[Start of RECORD SET]

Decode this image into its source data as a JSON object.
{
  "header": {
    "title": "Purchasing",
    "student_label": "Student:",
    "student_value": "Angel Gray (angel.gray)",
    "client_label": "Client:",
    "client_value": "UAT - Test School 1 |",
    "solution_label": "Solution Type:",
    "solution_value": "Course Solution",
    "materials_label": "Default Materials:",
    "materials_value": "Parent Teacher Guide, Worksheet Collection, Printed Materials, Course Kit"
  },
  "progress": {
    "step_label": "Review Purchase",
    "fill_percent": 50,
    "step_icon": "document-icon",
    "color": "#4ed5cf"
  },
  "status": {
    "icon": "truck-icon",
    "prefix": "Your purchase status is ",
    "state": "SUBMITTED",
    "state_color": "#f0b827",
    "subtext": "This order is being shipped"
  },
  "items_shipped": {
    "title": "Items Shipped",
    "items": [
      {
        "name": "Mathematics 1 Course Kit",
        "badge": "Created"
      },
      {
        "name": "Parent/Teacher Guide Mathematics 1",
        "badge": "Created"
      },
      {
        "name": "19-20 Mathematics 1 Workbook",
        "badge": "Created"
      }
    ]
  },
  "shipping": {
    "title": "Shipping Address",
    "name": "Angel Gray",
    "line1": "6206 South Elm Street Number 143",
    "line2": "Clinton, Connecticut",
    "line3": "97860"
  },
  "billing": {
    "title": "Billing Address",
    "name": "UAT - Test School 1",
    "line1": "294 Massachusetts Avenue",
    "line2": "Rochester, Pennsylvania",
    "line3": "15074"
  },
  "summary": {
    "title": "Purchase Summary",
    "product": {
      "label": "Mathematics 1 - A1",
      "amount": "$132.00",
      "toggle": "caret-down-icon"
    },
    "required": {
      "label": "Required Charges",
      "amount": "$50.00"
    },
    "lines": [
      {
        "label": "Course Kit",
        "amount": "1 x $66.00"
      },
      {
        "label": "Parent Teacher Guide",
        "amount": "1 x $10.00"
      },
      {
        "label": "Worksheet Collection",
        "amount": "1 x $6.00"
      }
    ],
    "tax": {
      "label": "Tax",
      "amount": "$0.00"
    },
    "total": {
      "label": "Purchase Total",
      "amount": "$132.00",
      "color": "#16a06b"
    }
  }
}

[End of RECORD SET]

**REQUIRED TASK:**
Quote every record above exactly.

**SOLUTION TO THIS PROBLEM:**
Decode this image into its source data as a JSON object.
{
  "header": {
    "title": "Purchasing",
    "student_label": "Student:",
    "student_value": "Angel Gray (angel.gray)",
    "client_label": "Client:",
    "client_value": "UAT - Test School 1 |",
    "solution_label": "Solution Type:",
    "solution_value": "Course Solution",
    "materials_label": "Default Materials:",
    "materials_value": "Parent Teacher Guide, Worksheet Collection, Printed Materials, Course Kit"
  },
  "progress": {
    "step_label": "Review Purchase",
    "fill_percent": 50,
    "step_icon": "document-icon",
    "color": "#4ed5cf"
  },
  "status": {
    "icon": "truck-icon",
    "prefix": "Your purchase status is ",
    "state": "SUBMITTED",
    "state_color": "#f0b827",
    "subtext": "This order is being shipped"
  },
  "items_shipped": {
    "title": "Items Shipped",
    "items": [
      {
        "name": "Mathematics 1 Course Kit",
        "badge": "Created"
      },
      {
        "name": "Parent/Teacher Guide Mathematics 1",
        "badge": "Created"
      },
      {
        "name": "19-20 Mathematics 1 Workbook",
        "badge": "Created"
      }
    ]
  },
  "shipping": {
    "title": "Shipping Address",
    "name": "Angel Gray",
    "line1": "6206 South Elm Street Number 143",
    "line2": "Clinton, Connecticut",
    "line3": "97860"
  },
  "billing": {
    "title": "Billing Address",
    "name": "UAT - Test School 1",
    "line1": "294 Massachusetts Avenue",
    "line2": "Rochester, Pennsylvania",
    "line3": "15074"
  },
  "summary": {
    "title": "Purchase Summary",
    "product": {
      "label": "Mathematics 1 - A1",
      "amount": "$132.00",
      "toggle": "caret-down-icon"
    },
    "required": {
      "label": "Required Charges",
      "amount": "$50.00"
    },
    "lines": [
      {
        "label": "Course Kit",
        "amount": "1 x $66.00"
      },
      {
        "label": "Parent Teacher Guide",
        "amount": "1 x $10.00"
      },
      {
        "label": "Worksheet Collection",
        "amount": "1 x $6.00"
      }
    ],
    "tax": {
      "label": "Tax",
      "amount": "$0.00"
    },
    "total": {
      "label": "Purchase Total",
      "amount": "$132.00",
      "color": "#16a06b"
    }
  }
}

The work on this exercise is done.